- [Given task]:
Write out the records word for word, with no pictures.

---------- Material supplied ----------

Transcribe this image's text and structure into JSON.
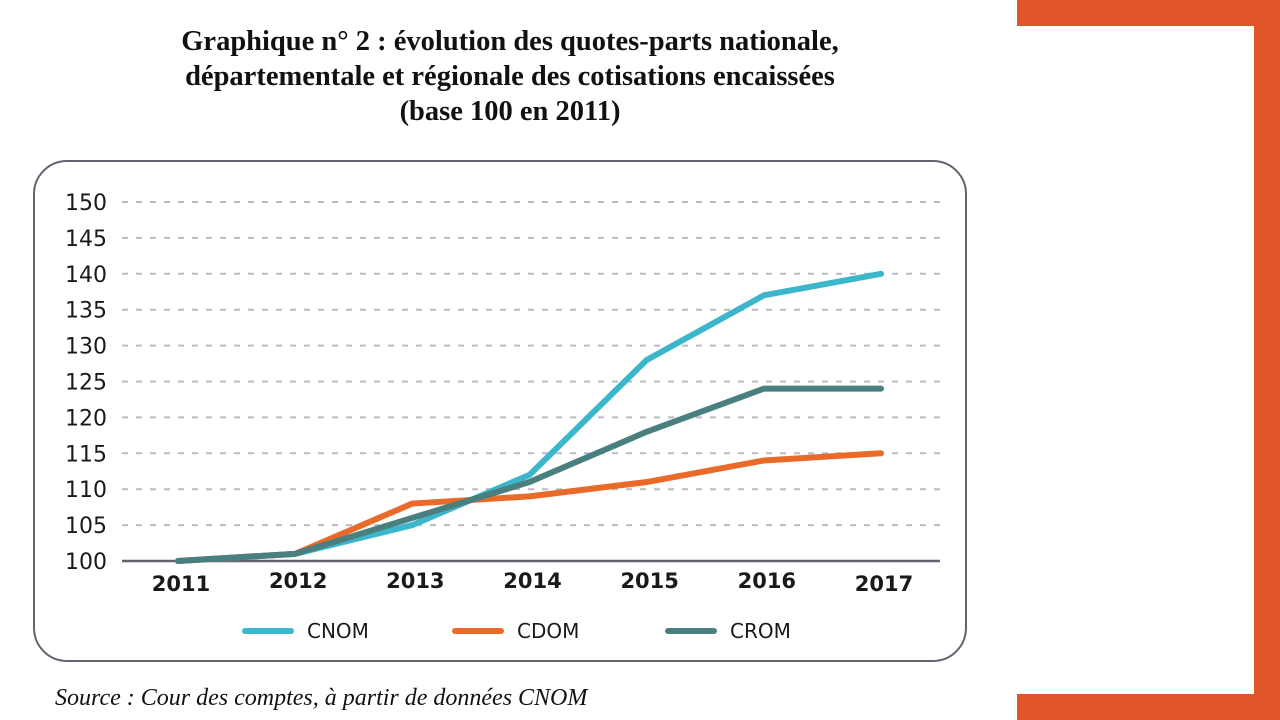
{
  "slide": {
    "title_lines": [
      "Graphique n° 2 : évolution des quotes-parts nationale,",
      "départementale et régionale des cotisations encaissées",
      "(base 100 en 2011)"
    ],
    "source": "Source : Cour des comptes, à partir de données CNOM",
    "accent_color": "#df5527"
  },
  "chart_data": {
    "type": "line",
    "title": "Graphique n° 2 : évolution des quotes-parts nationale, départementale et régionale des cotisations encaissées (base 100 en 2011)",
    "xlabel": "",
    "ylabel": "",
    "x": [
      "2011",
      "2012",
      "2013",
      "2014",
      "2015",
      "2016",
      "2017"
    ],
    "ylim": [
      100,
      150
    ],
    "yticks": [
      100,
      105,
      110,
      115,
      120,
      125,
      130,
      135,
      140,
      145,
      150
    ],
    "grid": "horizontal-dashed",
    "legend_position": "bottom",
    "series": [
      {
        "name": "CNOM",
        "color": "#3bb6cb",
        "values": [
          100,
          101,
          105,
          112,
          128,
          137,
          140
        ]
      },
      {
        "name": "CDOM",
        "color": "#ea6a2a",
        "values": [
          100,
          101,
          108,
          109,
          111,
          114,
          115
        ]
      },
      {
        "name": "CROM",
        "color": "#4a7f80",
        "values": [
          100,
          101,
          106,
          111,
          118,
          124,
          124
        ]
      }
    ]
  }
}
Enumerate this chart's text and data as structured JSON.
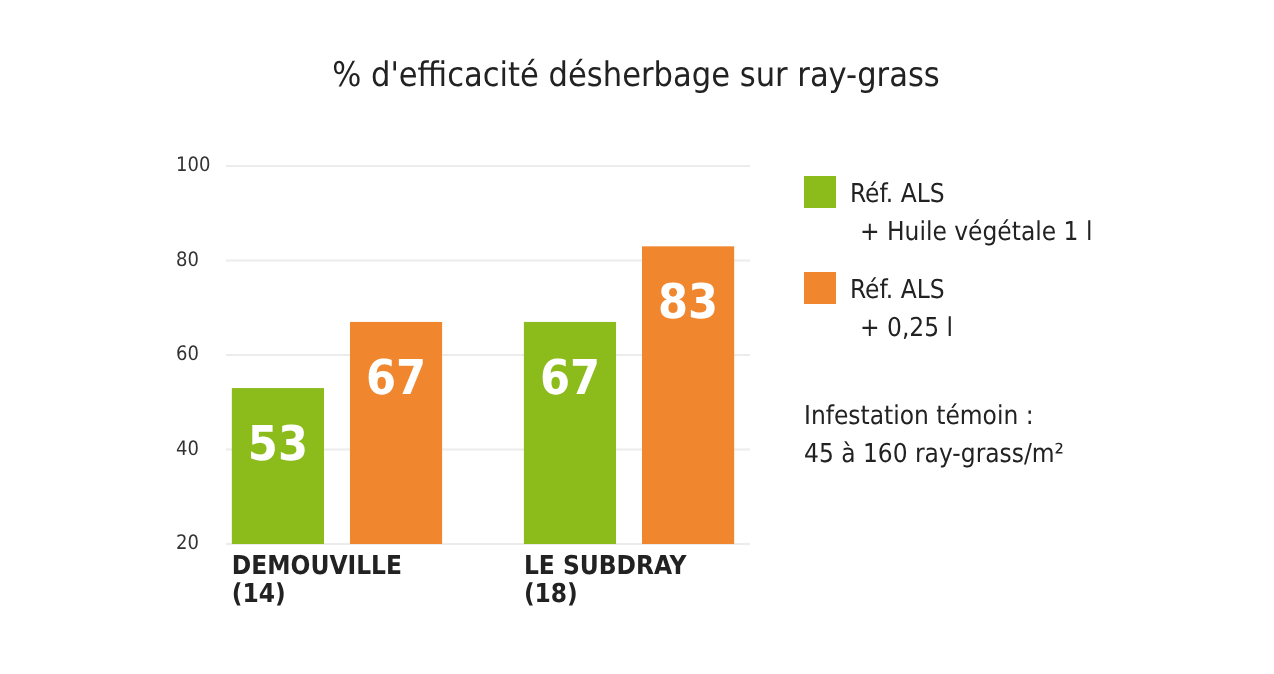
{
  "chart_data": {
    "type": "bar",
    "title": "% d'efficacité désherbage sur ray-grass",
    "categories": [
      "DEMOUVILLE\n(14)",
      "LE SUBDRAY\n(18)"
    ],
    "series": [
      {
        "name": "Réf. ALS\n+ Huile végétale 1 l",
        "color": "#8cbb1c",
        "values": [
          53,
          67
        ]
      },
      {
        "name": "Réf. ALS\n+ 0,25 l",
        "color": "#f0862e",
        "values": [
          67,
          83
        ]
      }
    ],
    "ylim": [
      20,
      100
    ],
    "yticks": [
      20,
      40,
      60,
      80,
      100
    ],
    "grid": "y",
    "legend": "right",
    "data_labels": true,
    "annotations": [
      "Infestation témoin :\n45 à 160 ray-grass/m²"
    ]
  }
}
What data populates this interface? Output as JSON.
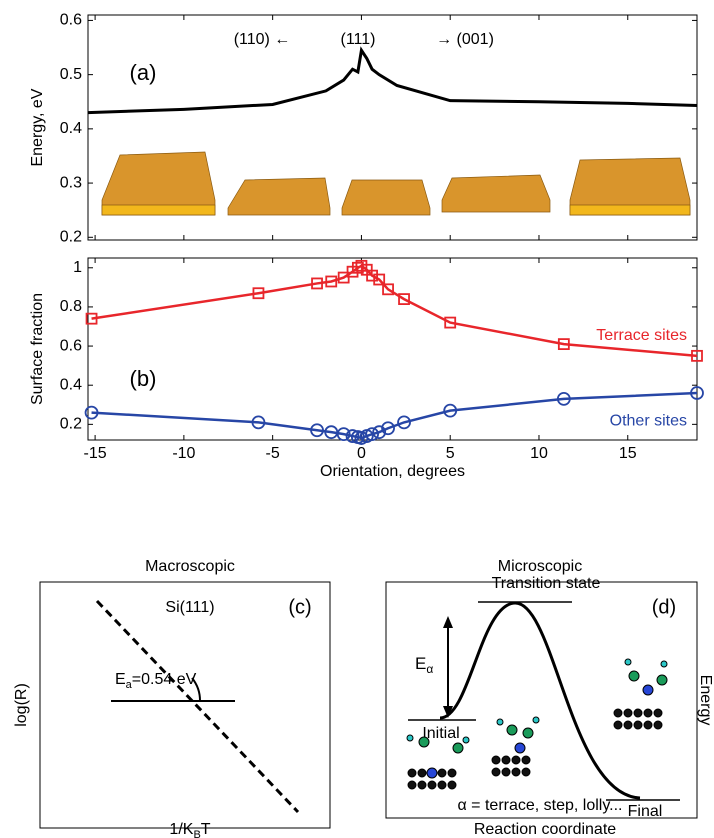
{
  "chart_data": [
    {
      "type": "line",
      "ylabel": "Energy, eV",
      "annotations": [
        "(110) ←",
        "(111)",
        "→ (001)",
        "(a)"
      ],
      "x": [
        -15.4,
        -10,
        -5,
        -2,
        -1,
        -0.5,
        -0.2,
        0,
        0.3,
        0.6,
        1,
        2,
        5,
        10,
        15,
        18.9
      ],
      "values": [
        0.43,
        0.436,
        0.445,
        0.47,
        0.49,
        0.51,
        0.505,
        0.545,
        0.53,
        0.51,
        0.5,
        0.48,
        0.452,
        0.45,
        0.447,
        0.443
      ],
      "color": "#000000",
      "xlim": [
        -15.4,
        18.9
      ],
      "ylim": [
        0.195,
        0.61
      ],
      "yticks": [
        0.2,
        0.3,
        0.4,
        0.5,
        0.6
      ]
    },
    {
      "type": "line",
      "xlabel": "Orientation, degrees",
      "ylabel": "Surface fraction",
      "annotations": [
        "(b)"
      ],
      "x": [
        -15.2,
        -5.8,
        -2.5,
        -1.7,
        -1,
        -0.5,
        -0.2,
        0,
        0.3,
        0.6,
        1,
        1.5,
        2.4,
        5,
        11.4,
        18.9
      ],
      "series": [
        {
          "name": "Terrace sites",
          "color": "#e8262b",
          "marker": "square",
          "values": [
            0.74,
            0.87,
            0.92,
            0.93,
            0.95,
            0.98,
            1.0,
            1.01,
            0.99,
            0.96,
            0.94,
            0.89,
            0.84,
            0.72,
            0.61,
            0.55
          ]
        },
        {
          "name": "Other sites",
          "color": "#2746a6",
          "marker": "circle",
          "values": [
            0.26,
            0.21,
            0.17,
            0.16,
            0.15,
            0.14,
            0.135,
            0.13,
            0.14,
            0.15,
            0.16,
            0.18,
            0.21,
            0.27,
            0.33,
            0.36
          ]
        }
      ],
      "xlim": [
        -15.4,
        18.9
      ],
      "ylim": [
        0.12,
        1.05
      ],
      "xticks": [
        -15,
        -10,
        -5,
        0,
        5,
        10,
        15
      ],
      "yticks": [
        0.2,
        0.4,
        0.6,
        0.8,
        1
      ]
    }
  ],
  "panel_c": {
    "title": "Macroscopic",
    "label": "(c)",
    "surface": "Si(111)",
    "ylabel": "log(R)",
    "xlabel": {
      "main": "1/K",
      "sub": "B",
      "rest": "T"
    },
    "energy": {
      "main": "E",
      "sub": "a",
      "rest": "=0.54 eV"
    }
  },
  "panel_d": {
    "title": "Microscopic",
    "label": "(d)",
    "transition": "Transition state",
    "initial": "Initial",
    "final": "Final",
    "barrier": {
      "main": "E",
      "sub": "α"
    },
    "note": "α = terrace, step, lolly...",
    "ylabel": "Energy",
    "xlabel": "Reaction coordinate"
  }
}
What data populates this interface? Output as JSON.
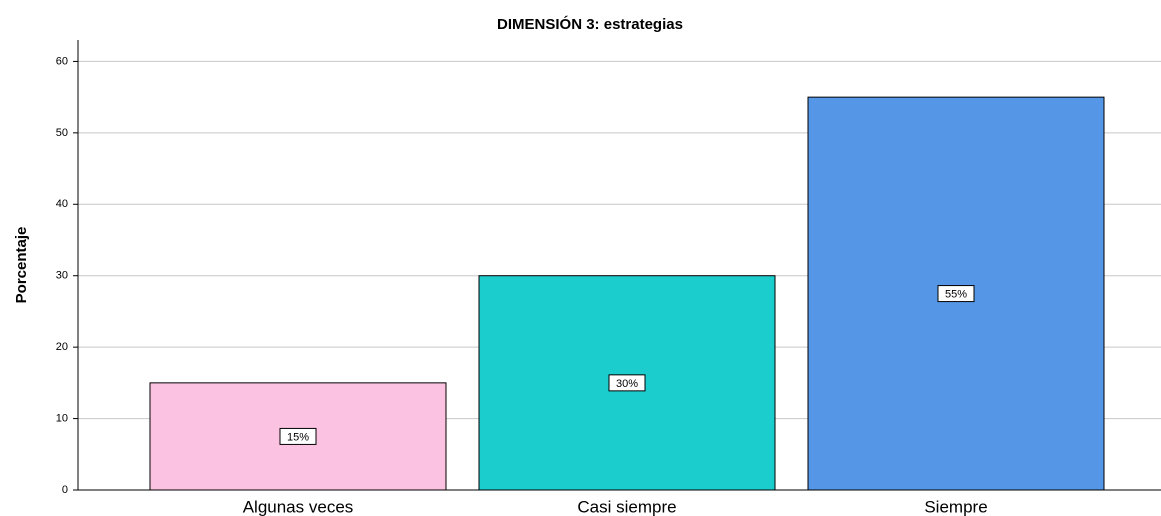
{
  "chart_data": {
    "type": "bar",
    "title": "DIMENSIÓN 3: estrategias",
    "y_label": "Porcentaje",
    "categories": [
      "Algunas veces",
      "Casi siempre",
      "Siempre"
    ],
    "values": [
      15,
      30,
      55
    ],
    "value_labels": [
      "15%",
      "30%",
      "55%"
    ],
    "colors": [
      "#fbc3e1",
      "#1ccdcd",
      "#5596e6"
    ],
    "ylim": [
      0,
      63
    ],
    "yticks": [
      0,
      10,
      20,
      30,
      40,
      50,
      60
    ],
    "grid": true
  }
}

----------

- [Result of this exercise]:
Transcribe this image's text and structure into JSON.
{
  "slide": {
    "title_lines": [
      "Graphique n° 2 : évolution des quotes-parts nationale,",
      "départementale et régionale des cotisations encaissées",
      "(base 100 en 2011)"
    ],
    "source": "Source : Cour des comptes, à partir de données CNOM",
    "accent_color": "#df5527"
  },
  "chart_data": {
    "type": "line",
    "title": "Graphique n° 2 : évolution des quotes-parts nationale, départementale et régionale des cotisations encaissées (base 100 en 2011)",
    "xlabel": "",
    "ylabel": "",
    "x": [
      "2011",
      "2012",
      "2013",
      "2014",
      "2015",
      "2016",
      "2017"
    ],
    "ylim": [
      100,
      150
    ],
    "yticks": [
      100,
      105,
      110,
      115,
      120,
      125,
      130,
      135,
      140,
      145,
      150
    ],
    "grid": "horizontal-dashed",
    "legend_position": "bottom",
    "series": [
      {
        "name": "CNOM",
        "color": "#3bb6cb",
        "values": [
          100,
          101,
          105,
          112,
          128,
          137,
          140
        ]
      },
      {
        "name": "CDOM",
        "color": "#ea6a2a",
        "values": [
          100,
          101,
          108,
          109,
          111,
          114,
          115
        ]
      },
      {
        "name": "CROM",
        "color": "#4a7f80",
        "values": [
          100,
          101,
          106,
          111,
          118,
          124,
          124
        ]
      }
    ]
  }
}
Enumerate this chart's text and data as structured JSON.
{
  "chart_data": {
    "type": "bar",
    "title": "% d'efficacité désherbage sur ray-grass",
    "categories": [
      "DEMOUVILLE\n(14)",
      "LE SUBDRAY\n(18)"
    ],
    "series": [
      {
        "name": "Réf. ALS\n+ Huile végétale 1 l",
        "color": "#8cbb1c",
        "values": [
          53,
          67
        ]
      },
      {
        "name": "Réf. ALS\n+ 0,25 l",
        "color": "#f0862e",
        "values": [
          67,
          83
        ]
      }
    ],
    "ylim": [
      20,
      100
    ],
    "yticks": [
      20,
      40,
      60,
      80,
      100
    ],
    "grid": "y",
    "legend": "right",
    "data_labels": true,
    "annotations": [
      "Infestation témoin :\n45 à 160 ray-grass/m²"
    ]
  }
}
What data populates this interface? Output as JSON.
{
  "chart_data": [
    {
      "type": "line",
      "ylabel": "Energy, eV",
      "annotations": [
        "(110) ←",
        "(111)",
        "→ (001)",
        "(a)"
      ],
      "x": [
        -15.4,
        -10,
        -5,
        -2,
        -1,
        -0.5,
        -0.2,
        0,
        0.3,
        0.6,
        1,
        2,
        5,
        10,
        15,
        18.9
      ],
      "values": [
        0.43,
        0.436,
        0.445,
        0.47,
        0.49,
        0.51,
        0.505,
        0.545,
        0.53,
        0.51,
        0.5,
        0.48,
        0.452,
        0.45,
        0.447,
        0.443
      ],
      "color": "#000000",
      "xlim": [
        -15.4,
        18.9
      ],
      "ylim": [
        0.195,
        0.61
      ],
      "yticks": [
        0.2,
        0.3,
        0.4,
        0.5,
        0.6
      ]
    },
    {
      "type": "line",
      "xlabel": "Orientation, degrees",
      "ylabel": "Surface fraction",
      "annotations": [
        "(b)"
      ],
      "x": [
        -15.2,
        -5.8,
        -2.5,
        -1.7,
        -1,
        -0.5,
        -0.2,
        0,
        0.3,
        0.6,
        1,
        1.5,
        2.4,
        5,
        11.4,
        18.9
      ],
      "series": [
        {
          "name": "Terrace sites",
          "color": "#e8262b",
          "marker": "square",
          "values": [
            0.74,
            0.87,
            0.92,
            0.93,
            0.95,
            0.98,
            1.0,
            1.01,
            0.99,
            0.96,
            0.94,
            0.89,
            0.84,
            0.72,
            0.61,
            0.55
          ]
        },
        {
          "name": "Other sites",
          "color": "#2746a6",
          "marker": "circle",
          "values": [
            0.26,
            0.21,
            0.17,
            0.16,
            0.15,
            0.14,
            0.135,
            0.13,
            0.14,
            0.15,
            0.16,
            0.18,
            0.21,
            0.27,
            0.33,
            0.36
          ]
        }
      ],
      "xlim": [
        -15.4,
        18.9
      ],
      "ylim": [
        0.12,
        1.05
      ],
      "xticks": [
        -15,
        -10,
        -5,
        0,
        5,
        10,
        15
      ],
      "yticks": [
        0.2,
        0.4,
        0.6,
        0.8,
        1
      ]
    }
  ],
  "panel_c": {
    "title": "Macroscopic",
    "label": "(c)",
    "surface": "Si(111)",
    "ylabel": "log(R)",
    "xlabel": {
      "main": "1/K",
      "sub": "B",
      "rest": "T"
    },
    "energy": {
      "main": "E",
      "sub": "a",
      "rest": "=0.54 eV"
    }
  },
  "panel_d": {
    "title": "Microscopic",
    "label": "(d)",
    "transition": "Transition state",
    "initial": "Initial",
    "final": "Final",
    "barrier": {
      "main": "E",
      "sub": "α"
    },
    "note": "α = terrace, step, lolly...",
    "ylabel": "Energy",
    "xlabel": "Reaction coordinate"
  }
}
What data populates this interface? Output as JSON.
{
  "chart_data": {
    "type": "bar",
    "title": "DIMENSIÓN 3: estrategias",
    "y_label": "Porcentaje",
    "categories": [
      "Algunas veces",
      "Casi siempre",
      "Siempre"
    ],
    "values": [
      15,
      30,
      55
    ],
    "value_labels": [
      "15%",
      "30%",
      "55%"
    ],
    "colors": [
      "#fbc3e1",
      "#1ccdcd",
      "#5596e6"
    ],
    "ylim": [
      0,
      63
    ],
    "yticks": [
      0,
      10,
      20,
      30,
      40,
      50,
      60
    ],
    "grid": true
  }
}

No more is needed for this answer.